Task brief
Extract the text of each entry below exactly, leaving every image behind.

Dataset excerpt
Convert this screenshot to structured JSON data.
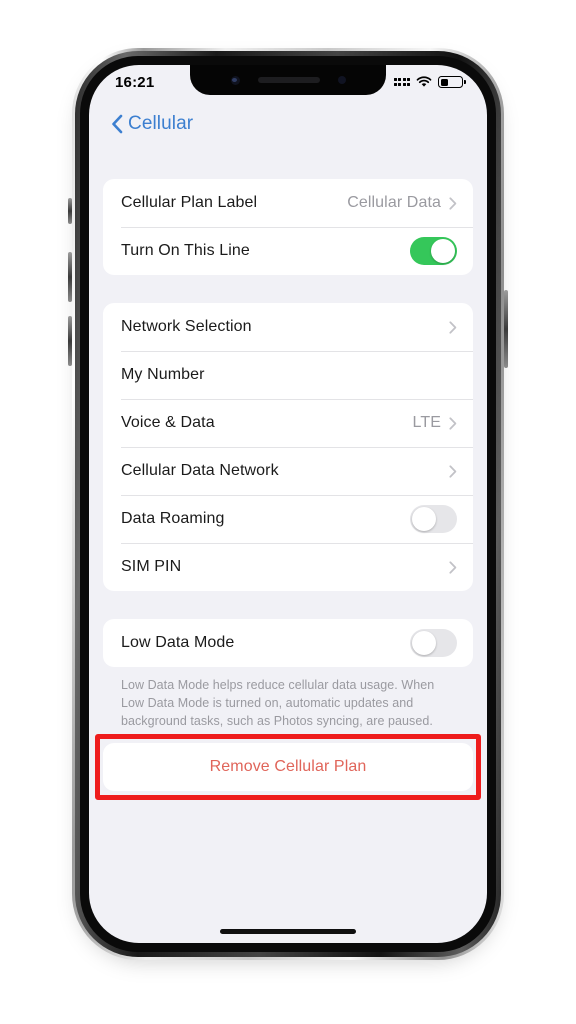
{
  "status_bar": {
    "time": "16:21",
    "signal_icon": "signal-dots-icon",
    "wifi_icon": "wifi-icon",
    "battery_icon": "battery-icon",
    "battery_level_percent": 34
  },
  "nav": {
    "back_icon": "chevron-left-icon",
    "back_label": "Cellular"
  },
  "groups": [
    {
      "rows": [
        {
          "label": "Cellular Plan Label",
          "value": "Cellular Data",
          "accessory": "chevron"
        },
        {
          "label": "Turn On This Line",
          "accessory": "toggle",
          "toggle_on": true
        }
      ]
    },
    {
      "rows": [
        {
          "label": "Network Selection",
          "accessory": "chevron"
        },
        {
          "label": "My Number",
          "accessory": "none"
        },
        {
          "label": "Voice & Data",
          "value": "LTE",
          "accessory": "chevron"
        },
        {
          "label": "Cellular Data Network",
          "accessory": "chevron"
        },
        {
          "label": "Data Roaming",
          "accessory": "toggle",
          "toggle_on": false
        },
        {
          "label": "SIM PIN",
          "accessory": "chevron"
        }
      ]
    },
    {
      "rows": [
        {
          "label": "Low Data Mode",
          "accessory": "toggle",
          "toggle_on": false
        }
      ],
      "footnote": "Low Data Mode helps reduce cellular data usage. When Low Data Mode is turned on, automatic updates and background tasks, such as Photos syncing, are paused."
    }
  ],
  "destructive_action": {
    "label": "Remove Cellular Plan",
    "highlighted": true
  },
  "colors": {
    "accent_blue": "#3c7fd0",
    "toggle_on_green": "#35c75a",
    "destructive_red": "#e0655a",
    "annotation_red": "#ee1c1c",
    "screen_background": "#f1f1f6",
    "card_background": "#ffffff"
  },
  "home_indicator": "home-indicator"
}
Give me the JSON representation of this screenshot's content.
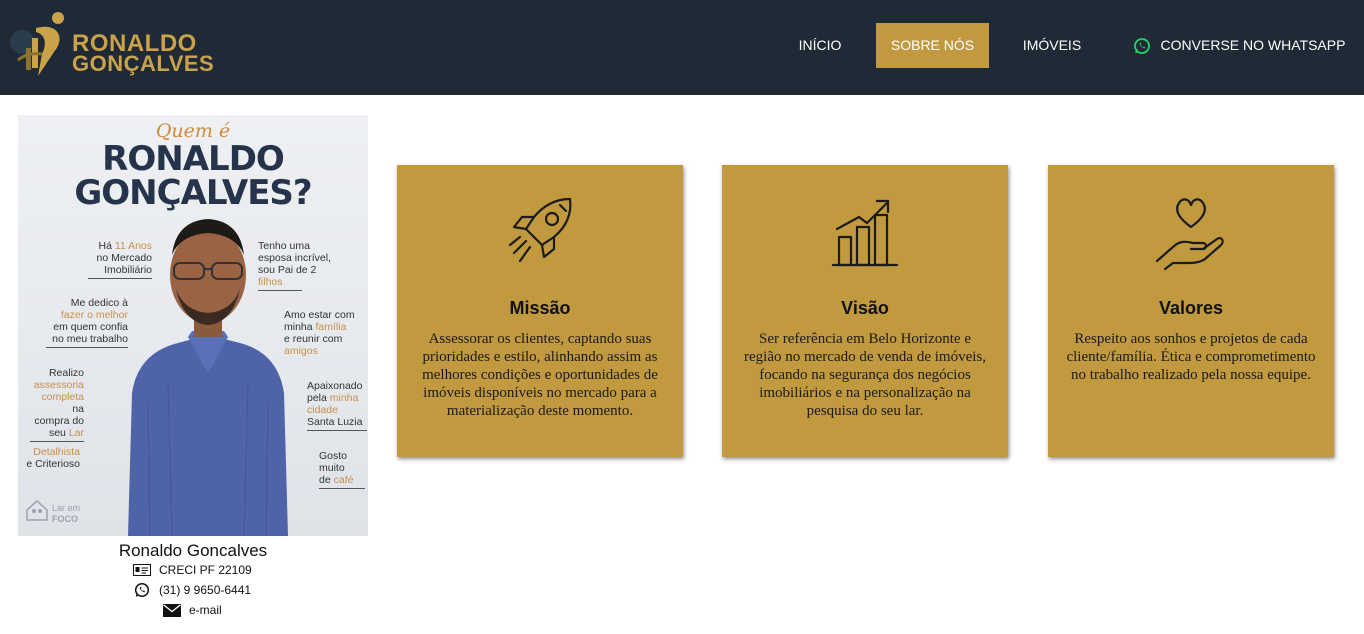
{
  "brand": {
    "line1": "RONALDO",
    "line2": "GONÇALVES",
    "gold": "#c9a24a",
    "header_bg": "#1f2a36"
  },
  "nav": {
    "inicio": "INÍCIO",
    "sobre": "SOBRE NÓS",
    "imoveis": "IMÓVEIS",
    "whatsapp": "CONVERSE NO WHATSAPP",
    "active_color": "#c1993e"
  },
  "profile_image": {
    "quem": "Quem é",
    "name1": "RONALDO",
    "name2": "GONÇALVES?",
    "facts": {
      "f1a": "Há ",
      "f1b": "11 Anos",
      "f1c": "no Mercado",
      "f1d": "Imobiliário",
      "f2a": "Me dedico à",
      "f2b": "fazer o melhor",
      "f2c": "em quem confia",
      "f2d": "no meu trabalho",
      "f3a": "Realizo",
      "f3b": "assessoria",
      "f3c": "completa",
      "f3d": " na",
      "f3e": "compra do",
      "f3f": "seu ",
      "f3g": "Lar",
      "f4a": "Detalhista",
      "f4b": "e Criterioso",
      "f5a": "Tenho uma",
      "f5b": "esposa incrível,",
      "f5c": "sou Pai de 2",
      "f5d": "filhos",
      "f6a": "Amo estar com",
      "f6b": "minha ",
      "f6c": "família",
      "f6d": "e reunir com",
      "f6e": "amigos",
      "f7a": "Apaixonado",
      "f7b": "pela ",
      "f7c": "minha",
      "f7d": "cidade",
      "f7e": "Santa Luzia",
      "f8a": "Gosto",
      "f8b": "muito",
      "f8c": "de ",
      "f8d": "café"
    },
    "lar_logo_a": "Lar em",
    "lar_logo_b": "FOCO"
  },
  "profile": {
    "name": "Ronaldo Goncalves",
    "creci": "CRECI PF 22109",
    "phone": "(31) 9 9650-6441",
    "email": "e-mail"
  },
  "cards": [
    {
      "icon": "rocket-icon",
      "title": "Missão",
      "text": "Assessorar os clientes, captando suas prioridades e estilo, alinhando assim as melhores condições e oportunidades de imóveis disponíveis no mercado para a materialização deste momento."
    },
    {
      "icon": "growth-chart-icon",
      "title": "Visão",
      "text": "Ser referência em Belo Horizonte e região no mercado de venda de imóveis, focando na segurança dos negócios imobiliários e na personalização na pesquisa do seu lar."
    },
    {
      "icon": "heart-hand-icon",
      "title": "Valores",
      "text": "Respeito aos sonhos e projetos de cada cliente/família. Ética e comprometimento no trabalho realizado pela nossa equipe."
    }
  ]
}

Completed exercise
Convert this screenshot to structured JSON data.
{
  "status_bar": {
    "time": "16:21",
    "signal_icon": "signal-dots-icon",
    "wifi_icon": "wifi-icon",
    "battery_icon": "battery-icon",
    "battery_level_percent": 34
  },
  "nav": {
    "back_icon": "chevron-left-icon",
    "back_label": "Cellular"
  },
  "groups": [
    {
      "rows": [
        {
          "label": "Cellular Plan Label",
          "value": "Cellular Data",
          "accessory": "chevron"
        },
        {
          "label": "Turn On This Line",
          "accessory": "toggle",
          "toggle_on": true
        }
      ]
    },
    {
      "rows": [
        {
          "label": "Network Selection",
          "accessory": "chevron"
        },
        {
          "label": "My Number",
          "accessory": "none"
        },
        {
          "label": "Voice & Data",
          "value": "LTE",
          "accessory": "chevron"
        },
        {
          "label": "Cellular Data Network",
          "accessory": "chevron"
        },
        {
          "label": "Data Roaming",
          "accessory": "toggle",
          "toggle_on": false
        },
        {
          "label": "SIM PIN",
          "accessory": "chevron"
        }
      ]
    },
    {
      "rows": [
        {
          "label": "Low Data Mode",
          "accessory": "toggle",
          "toggle_on": false
        }
      ],
      "footnote": "Low Data Mode helps reduce cellular data usage. When Low Data Mode is turned on, automatic updates and background tasks, such as Photos syncing, are paused."
    }
  ],
  "destructive_action": {
    "label": "Remove Cellular Plan",
    "highlighted": true
  },
  "colors": {
    "accent_blue": "#3c7fd0",
    "toggle_on_green": "#35c75a",
    "destructive_red": "#e0655a",
    "annotation_red": "#ee1c1c",
    "screen_background": "#f1f1f6",
    "card_background": "#ffffff"
  },
  "home_indicator": "home-indicator"
}
Give me the JSON representation of this screenshot's content.
{
  "brand": {
    "line1": "RONALDO",
    "line2": "GONÇALVES",
    "gold": "#c9a24a",
    "header_bg": "#1f2a36"
  },
  "nav": {
    "inicio": "INÍCIO",
    "sobre": "SOBRE NÓS",
    "imoveis": "IMÓVEIS",
    "whatsapp": "CONVERSE NO WHATSAPP",
    "active_color": "#c1993e"
  },
  "profile_image": {
    "quem": "Quem é",
    "name1": "RONALDO",
    "name2": "GONÇALVES?",
    "facts": {
      "f1a": "Há ",
      "f1b": "11 Anos",
      "f1c": "no Mercado",
      "f1d": "Imobiliário",
      "f2a": "Me dedico à",
      "f2b": "fazer o melhor",
      "f2c": "em quem confia",
      "f2d": "no meu trabalho",
      "f3a": "Realizo",
      "f3b": "assessoria",
      "f3c": "completa",
      "f3d": " na",
      "f3e": "compra do",
      "f3f": "seu ",
      "f3g": "Lar",
      "f4a": "Detalhista",
      "f4b": "e Criterioso",
      "f5a": "Tenho uma",
      "f5b": "esposa incrível,",
      "f5c": "sou Pai de 2",
      "f5d": "filhos",
      "f6a": "Amo estar com",
      "f6b": "minha ",
      "f6c": "família",
      "f6d": "e reunir com",
      "f6e": "amigos",
      "f7a": "Apaixonado",
      "f7b": "pela ",
      "f7c": "minha",
      "f7d": "cidade",
      "f7e": "Santa Luzia",
      "f8a": "Gosto",
      "f8b": "muito",
      "f8c": "de ",
      "f8d": "café"
    },
    "lar_logo_a": "Lar em",
    "lar_logo_b": "FOCO"
  },
  "profile": {
    "name": "Ronaldo Goncalves",
    "creci": "CRECI PF 22109",
    "phone": "(31) 9 9650-6441",
    "email": "e-mail"
  },
  "cards": [
    {
      "icon": "rocket-icon",
      "title": "Missão",
      "text": "Assessorar os clientes, captando suas prioridades e estilo, alinhando assim as melhores condições e oportunidades de imóveis disponíveis no mercado para a materialização deste momento."
    },
    {
      "icon": "growth-chart-icon",
      "title": "Visão",
      "text": "Ser referência em Belo Horizonte e região no mercado de venda de imóveis, focando na segurança dos negócios imobiliários e na personalização na pesquisa do seu lar."
    },
    {
      "icon": "heart-hand-icon",
      "title": "Valores",
      "text": "Respeito aos sonhos e projetos de cada cliente/família. Ética e comprometimento no trabalho realizado pela nossa equipe."
    }
  ]
}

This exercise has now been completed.